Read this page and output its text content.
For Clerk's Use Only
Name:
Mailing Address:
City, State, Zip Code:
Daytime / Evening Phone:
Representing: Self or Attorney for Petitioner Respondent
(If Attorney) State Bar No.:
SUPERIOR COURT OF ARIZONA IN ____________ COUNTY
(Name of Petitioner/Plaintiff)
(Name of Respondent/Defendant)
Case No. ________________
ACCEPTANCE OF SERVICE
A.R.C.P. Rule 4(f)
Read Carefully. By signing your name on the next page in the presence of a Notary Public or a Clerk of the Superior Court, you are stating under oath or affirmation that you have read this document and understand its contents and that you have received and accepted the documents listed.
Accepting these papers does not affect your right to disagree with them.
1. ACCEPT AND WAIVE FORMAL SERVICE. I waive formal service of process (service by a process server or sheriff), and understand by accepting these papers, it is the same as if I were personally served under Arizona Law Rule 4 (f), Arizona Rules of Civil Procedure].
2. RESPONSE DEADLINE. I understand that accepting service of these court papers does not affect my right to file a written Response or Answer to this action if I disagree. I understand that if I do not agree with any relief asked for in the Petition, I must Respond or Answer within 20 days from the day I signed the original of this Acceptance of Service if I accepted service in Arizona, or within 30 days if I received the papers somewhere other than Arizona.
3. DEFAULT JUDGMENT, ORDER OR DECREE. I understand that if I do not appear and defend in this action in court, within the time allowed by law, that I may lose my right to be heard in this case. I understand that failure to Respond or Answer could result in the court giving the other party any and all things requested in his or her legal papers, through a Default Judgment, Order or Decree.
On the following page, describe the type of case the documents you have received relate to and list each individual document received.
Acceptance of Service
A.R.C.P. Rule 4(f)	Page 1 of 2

*Written problem:* Go through the records and show every line with the string "State" in it.

*Task response:*
City, State, Zip Code:
(If Attorney) State Bar No.:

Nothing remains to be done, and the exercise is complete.